> [Requirements] Extract and list every line that contains the word "Sample".

= = = = =

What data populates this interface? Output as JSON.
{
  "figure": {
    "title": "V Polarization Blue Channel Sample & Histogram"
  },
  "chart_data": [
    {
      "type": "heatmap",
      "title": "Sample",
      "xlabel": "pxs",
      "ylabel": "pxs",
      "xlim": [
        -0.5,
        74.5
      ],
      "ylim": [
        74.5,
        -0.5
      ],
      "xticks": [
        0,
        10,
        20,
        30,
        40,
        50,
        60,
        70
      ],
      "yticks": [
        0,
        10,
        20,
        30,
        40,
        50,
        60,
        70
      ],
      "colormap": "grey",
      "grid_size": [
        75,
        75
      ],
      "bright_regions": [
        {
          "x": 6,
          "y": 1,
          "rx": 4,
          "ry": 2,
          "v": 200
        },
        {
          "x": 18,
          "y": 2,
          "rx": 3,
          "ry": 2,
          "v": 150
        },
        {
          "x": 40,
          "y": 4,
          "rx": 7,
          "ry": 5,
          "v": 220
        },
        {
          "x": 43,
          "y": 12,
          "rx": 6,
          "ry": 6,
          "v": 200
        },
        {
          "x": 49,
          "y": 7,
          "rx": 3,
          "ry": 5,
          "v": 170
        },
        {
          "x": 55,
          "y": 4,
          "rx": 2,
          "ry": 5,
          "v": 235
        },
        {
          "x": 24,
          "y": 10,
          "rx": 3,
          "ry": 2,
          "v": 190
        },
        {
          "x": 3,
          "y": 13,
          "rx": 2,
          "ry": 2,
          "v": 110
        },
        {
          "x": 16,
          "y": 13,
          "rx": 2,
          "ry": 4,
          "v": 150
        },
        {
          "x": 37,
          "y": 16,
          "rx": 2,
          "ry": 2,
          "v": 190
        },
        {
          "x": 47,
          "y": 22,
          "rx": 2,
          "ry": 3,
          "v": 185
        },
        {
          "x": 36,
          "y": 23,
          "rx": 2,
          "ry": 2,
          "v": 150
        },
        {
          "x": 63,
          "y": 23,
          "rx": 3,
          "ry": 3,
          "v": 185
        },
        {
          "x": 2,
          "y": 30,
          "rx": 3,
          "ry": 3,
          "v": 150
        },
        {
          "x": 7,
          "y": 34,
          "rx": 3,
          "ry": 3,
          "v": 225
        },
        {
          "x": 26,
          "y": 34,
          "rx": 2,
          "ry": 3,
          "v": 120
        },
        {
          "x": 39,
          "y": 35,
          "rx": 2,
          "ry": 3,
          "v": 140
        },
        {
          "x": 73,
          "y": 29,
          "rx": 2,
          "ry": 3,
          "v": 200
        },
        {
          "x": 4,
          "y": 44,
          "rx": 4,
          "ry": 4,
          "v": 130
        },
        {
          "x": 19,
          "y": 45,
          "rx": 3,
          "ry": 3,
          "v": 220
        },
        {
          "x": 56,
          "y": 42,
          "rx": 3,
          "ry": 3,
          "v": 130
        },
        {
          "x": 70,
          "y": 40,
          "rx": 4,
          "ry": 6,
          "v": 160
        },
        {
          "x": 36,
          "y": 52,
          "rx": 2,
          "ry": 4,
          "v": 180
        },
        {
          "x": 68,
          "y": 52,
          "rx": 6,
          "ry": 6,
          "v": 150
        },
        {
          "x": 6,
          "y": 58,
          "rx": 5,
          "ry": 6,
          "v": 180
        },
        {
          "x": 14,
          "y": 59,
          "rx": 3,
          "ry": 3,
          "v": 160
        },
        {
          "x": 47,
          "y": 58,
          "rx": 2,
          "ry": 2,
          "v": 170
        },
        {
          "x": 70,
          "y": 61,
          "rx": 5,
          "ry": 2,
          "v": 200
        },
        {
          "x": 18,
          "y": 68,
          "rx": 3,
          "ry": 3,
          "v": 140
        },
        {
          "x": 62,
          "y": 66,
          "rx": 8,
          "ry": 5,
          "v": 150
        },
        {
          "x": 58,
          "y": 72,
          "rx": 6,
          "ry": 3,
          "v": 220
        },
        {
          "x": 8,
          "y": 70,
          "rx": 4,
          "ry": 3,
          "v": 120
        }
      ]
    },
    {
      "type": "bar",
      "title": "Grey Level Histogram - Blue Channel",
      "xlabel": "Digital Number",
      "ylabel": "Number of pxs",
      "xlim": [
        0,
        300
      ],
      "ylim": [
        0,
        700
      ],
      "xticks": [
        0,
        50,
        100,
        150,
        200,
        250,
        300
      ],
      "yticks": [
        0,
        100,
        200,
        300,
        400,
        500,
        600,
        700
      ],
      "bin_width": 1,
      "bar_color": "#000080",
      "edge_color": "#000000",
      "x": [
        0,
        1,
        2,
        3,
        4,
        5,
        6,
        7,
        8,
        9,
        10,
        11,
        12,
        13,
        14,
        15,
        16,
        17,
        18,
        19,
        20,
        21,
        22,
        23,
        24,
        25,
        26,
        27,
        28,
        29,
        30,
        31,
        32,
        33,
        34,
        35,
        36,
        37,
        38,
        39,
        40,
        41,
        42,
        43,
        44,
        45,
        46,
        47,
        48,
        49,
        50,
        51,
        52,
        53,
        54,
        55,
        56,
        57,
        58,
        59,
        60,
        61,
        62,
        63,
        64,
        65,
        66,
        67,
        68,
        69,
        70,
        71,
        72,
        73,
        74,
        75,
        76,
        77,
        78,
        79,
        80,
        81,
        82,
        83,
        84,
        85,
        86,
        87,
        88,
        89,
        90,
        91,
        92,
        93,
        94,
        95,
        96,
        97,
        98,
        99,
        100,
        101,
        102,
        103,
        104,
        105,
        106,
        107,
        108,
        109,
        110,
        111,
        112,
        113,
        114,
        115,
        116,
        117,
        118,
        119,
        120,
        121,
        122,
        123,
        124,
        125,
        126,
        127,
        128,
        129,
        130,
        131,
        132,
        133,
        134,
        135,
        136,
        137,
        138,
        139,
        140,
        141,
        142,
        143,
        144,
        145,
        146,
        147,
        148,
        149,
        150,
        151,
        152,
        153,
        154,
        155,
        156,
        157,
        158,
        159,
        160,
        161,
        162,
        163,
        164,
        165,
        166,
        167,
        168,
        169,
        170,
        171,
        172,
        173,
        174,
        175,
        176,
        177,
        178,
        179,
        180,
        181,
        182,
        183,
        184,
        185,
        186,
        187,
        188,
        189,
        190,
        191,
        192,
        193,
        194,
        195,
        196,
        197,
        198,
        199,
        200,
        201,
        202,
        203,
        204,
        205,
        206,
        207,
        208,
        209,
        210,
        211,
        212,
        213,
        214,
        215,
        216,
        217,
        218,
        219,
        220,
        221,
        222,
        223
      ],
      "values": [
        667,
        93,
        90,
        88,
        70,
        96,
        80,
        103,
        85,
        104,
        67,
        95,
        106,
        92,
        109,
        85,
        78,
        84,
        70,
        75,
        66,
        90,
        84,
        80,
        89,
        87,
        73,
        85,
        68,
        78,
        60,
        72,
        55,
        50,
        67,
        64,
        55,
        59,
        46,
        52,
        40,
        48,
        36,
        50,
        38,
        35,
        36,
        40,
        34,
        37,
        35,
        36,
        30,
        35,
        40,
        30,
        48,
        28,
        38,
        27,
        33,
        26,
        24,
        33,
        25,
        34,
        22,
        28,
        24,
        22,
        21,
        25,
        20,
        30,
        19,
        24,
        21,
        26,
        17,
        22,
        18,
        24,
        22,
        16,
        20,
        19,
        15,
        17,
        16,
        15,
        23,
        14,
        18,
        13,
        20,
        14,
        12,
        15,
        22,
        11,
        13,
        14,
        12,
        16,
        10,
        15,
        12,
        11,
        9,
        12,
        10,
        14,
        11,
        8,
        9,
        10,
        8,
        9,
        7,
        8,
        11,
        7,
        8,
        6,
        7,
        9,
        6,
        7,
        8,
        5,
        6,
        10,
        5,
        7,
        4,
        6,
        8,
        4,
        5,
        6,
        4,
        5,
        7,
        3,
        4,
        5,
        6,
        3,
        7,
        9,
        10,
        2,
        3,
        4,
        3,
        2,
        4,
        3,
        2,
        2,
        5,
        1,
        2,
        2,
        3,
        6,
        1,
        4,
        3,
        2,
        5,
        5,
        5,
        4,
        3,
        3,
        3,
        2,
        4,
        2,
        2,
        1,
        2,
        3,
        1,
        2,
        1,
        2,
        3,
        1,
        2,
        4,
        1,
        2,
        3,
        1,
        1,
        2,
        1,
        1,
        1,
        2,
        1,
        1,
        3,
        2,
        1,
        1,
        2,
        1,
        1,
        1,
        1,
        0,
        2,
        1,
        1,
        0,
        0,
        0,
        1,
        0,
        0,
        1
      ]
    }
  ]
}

= = = = =

> [Result for this task]
    "title": "V Polarization Blue Channel Sample & Histogram"
      "title": "Sample",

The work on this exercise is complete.